- **Page**:
--------------------------------------------------
I've been trying to learn about how to sail in the ocean or under severe conditions, just to be prepared, and I want to get as much info from here, before I head out. I won't go looking for bad weather, mind you, but I want to be prepared.

This is what I understand so far, let me know if it's right.

Don't let the boat get hit by a big wave beam on or it could capsize, so it may be required that I approach my destination at an angle, like tacking. (that headbanger icon has to go, too distracting). Also dont let a wave break over the stern, or I get wet, or somehow it's not good for the boat.

Don't sail straight down a wave, or I could pitchpole.
--------------------------------------------------
- **Written problem**: Output the passage of the heavy-weather sailing text from "Don't let the" up to and including "for the boat.", copied word for word.
--------------------------------------------------
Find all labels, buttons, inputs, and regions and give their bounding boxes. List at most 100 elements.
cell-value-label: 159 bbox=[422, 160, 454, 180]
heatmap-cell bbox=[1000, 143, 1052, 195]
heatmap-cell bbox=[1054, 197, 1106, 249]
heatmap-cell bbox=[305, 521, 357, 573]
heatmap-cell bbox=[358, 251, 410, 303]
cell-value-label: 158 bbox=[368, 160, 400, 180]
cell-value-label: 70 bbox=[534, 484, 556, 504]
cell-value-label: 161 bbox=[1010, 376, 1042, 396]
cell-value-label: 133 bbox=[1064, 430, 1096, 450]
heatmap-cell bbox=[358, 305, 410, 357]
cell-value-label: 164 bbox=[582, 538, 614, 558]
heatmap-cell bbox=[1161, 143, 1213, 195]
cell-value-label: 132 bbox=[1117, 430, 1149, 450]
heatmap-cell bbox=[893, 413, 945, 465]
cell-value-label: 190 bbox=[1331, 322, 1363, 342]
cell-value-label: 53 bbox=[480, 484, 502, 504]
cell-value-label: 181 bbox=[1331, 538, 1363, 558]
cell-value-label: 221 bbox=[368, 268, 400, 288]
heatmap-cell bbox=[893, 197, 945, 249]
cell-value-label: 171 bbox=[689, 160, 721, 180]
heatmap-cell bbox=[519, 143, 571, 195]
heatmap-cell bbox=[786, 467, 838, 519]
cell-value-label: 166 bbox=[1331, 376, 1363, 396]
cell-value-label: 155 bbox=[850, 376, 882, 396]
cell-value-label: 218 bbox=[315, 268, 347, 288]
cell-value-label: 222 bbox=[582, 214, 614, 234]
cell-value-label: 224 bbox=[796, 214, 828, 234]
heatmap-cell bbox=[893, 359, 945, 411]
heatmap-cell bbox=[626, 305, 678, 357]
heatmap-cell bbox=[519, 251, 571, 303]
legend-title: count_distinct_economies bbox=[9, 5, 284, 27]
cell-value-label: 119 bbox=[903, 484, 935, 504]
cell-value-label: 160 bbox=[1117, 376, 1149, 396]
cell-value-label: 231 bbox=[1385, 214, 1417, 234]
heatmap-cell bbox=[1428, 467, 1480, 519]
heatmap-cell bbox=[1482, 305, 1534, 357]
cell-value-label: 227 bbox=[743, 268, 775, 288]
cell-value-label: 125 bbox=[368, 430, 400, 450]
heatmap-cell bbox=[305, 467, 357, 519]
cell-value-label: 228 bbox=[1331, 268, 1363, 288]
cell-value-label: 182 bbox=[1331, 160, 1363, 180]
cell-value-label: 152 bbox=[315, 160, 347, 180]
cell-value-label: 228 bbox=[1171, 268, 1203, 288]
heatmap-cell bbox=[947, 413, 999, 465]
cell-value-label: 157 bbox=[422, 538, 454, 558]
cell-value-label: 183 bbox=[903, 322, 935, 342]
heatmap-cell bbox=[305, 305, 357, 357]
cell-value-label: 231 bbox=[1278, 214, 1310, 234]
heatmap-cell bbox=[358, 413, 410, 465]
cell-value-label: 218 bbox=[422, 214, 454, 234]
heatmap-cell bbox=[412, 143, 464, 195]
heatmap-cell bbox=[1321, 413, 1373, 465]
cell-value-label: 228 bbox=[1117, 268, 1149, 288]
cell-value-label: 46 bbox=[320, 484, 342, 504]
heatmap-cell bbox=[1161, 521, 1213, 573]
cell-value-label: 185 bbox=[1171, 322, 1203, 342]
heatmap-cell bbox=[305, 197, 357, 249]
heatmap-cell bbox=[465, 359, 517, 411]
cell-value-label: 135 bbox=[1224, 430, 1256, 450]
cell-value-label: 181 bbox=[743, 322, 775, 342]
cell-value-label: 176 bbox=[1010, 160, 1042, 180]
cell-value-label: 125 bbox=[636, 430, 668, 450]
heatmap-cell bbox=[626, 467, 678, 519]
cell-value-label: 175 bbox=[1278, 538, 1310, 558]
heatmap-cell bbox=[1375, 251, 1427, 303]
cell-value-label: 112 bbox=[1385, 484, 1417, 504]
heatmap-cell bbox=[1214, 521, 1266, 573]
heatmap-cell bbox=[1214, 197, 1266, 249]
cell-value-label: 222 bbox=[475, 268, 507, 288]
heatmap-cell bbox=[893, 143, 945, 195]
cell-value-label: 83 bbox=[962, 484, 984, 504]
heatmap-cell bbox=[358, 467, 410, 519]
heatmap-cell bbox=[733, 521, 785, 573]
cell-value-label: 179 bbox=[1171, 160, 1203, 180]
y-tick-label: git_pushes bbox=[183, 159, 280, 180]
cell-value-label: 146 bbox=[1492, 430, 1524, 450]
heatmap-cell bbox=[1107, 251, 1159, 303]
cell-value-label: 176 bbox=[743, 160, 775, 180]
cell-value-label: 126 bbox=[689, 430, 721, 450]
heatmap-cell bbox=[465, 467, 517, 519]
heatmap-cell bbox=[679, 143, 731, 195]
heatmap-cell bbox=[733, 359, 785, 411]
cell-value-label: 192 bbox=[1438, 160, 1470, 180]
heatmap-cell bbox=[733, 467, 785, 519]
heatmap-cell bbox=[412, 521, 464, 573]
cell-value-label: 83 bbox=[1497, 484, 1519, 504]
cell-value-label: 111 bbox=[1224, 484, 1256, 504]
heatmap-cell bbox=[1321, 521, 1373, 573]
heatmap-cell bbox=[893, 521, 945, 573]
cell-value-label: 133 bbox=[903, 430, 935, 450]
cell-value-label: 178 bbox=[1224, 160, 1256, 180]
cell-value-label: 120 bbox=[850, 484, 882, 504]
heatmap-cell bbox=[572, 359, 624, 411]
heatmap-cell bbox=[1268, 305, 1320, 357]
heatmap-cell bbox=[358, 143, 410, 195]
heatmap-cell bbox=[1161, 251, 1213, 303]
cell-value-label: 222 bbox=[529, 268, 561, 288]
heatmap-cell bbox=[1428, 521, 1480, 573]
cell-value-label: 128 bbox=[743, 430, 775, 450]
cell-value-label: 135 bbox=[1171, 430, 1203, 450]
--------------------------------------------------
- **Correct response**:
Don't let the boat get hit by a big wave beam on or it could capsize, so it may be required that I approach my destination at an angle, like tacking. (that headbanger icon has to go, too distracting). Also dont let a wave break over the stern, or I get wet, or somehow it's not good for the boat.